---------- Trecho fornecido ----------
Trata-se, portanto, de alguém que não viveu os tempos atuais. Não viu 2013, não acreditou na nova política, não se disse diferente diante do ódio alheio e da falta de responsabilidade que insistimos em ter sobre o universo público. Os problemas eram outros, e existiam. Tanto que ele percebeu que, talvez, muitos desses desafios fossem criados pelos estúpidos.

Cipolla não viveu com intensidade a era das redes sociais, da comunicação em massa em ambiente virtual. Tivesse passado por isso, certamente, reveria alguns pontos de suas leis fundamentais, sobretudo no que diz respeito às consequências e aos impactos dos estúpidos sobre os outros. Hoje, as leis 4 e 5 merecem mais atenção, e a primeira lei, à luz da realidade política brasileira, está prestes a nos mostrar que já não temos mais como subestimar a estupidez, pois somos vítimas absolutas dela. A questão presente, diante das eleições de amanhã, é compreender se vamos conseguir reverter o domínio da estupidez. Errar é humano, a estupidez também. Persistir no erro é burrice, uma estupidez absoluta.
----------
§ **Tarefa A**
Transcreva do trecho fornecido a passagem que vai de "Trata-se, portanto, de" até "criados pelos estúpidos.", sem nenhuma alteração.
§ **Tarefa B**
Segundo o trecho fornecido, quais leis de Cipolla merecem mais atenção hoje?
---------- Itens listados ----------
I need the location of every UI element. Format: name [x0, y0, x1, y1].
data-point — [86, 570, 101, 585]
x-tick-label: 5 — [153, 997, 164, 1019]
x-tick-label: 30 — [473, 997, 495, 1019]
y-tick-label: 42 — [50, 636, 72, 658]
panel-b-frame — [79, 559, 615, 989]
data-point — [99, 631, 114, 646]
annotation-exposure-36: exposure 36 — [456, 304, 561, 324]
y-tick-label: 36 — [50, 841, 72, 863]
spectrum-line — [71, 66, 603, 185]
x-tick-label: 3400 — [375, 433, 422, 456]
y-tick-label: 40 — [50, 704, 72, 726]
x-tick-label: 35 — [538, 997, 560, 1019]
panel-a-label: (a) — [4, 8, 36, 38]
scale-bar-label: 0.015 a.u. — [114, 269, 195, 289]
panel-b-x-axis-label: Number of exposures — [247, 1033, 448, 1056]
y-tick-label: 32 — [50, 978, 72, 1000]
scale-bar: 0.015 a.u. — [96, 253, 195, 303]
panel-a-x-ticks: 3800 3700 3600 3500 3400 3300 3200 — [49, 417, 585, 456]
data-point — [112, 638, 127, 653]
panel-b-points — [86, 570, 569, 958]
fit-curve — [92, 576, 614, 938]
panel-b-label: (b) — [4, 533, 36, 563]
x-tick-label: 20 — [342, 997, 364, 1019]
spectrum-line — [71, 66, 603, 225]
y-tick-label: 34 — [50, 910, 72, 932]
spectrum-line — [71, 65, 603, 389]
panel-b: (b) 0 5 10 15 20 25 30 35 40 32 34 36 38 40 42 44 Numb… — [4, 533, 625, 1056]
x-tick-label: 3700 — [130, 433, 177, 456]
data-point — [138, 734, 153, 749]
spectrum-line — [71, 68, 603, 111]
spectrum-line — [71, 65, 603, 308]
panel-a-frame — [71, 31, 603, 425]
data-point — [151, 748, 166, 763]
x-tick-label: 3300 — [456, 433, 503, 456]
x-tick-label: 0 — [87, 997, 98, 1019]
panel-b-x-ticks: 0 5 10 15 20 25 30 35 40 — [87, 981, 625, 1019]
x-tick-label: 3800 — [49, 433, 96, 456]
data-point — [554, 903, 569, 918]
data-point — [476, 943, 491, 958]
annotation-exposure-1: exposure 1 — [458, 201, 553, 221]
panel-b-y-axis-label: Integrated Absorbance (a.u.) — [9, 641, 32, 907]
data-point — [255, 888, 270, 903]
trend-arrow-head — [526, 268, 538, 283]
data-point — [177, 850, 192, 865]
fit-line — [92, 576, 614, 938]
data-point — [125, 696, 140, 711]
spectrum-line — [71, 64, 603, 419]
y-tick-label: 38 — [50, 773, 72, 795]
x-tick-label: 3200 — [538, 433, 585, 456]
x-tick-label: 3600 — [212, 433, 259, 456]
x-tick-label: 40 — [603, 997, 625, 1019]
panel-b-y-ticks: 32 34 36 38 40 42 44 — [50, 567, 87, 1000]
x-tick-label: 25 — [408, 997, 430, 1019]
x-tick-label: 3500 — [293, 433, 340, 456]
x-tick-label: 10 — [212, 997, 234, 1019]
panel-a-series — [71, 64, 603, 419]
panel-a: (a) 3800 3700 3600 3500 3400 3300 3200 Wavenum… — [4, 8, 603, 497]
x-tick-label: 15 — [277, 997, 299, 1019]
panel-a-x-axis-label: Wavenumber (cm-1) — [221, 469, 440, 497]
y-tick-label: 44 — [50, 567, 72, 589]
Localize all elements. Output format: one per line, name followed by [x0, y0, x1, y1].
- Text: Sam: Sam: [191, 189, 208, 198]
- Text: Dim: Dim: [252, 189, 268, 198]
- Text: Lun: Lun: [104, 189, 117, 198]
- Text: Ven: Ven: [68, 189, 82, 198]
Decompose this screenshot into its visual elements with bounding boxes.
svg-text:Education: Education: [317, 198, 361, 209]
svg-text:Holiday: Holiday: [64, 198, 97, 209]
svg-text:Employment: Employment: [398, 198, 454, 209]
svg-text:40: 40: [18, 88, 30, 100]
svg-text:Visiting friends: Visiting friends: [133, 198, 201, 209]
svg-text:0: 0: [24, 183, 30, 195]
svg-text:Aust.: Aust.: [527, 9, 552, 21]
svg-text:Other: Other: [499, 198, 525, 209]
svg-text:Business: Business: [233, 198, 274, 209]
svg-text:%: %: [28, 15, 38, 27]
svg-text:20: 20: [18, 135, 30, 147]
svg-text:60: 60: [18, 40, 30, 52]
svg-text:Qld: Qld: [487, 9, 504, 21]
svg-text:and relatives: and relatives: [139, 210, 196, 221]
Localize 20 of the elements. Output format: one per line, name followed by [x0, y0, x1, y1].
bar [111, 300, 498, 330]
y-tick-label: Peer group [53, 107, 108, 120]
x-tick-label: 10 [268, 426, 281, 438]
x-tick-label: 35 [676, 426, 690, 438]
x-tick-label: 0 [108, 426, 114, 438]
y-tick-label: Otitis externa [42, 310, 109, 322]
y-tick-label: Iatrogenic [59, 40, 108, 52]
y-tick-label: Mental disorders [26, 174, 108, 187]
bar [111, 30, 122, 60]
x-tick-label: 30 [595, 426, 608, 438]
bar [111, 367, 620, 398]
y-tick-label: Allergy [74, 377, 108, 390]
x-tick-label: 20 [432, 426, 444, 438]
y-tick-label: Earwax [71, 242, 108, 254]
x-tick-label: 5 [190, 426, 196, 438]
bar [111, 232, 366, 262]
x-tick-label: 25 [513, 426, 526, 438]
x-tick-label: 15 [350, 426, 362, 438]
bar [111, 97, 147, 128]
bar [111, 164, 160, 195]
----------
§ **Resposta A**
Trata-se, portanto, de alguém que não viveu os tempos atuais. Não viu 2013, não acreditou na nova política, não se disse diferente diante do ódio alheio e da falta de responsabilidade que insistimos em ter sobre o universo público. Os problemas eram outros, e existiam. Tanto que ele percebeu que, talvez, muitos desses desafios fossem criados pelos estúpidos.

§ **Resposta B**
As leis 4 e 5.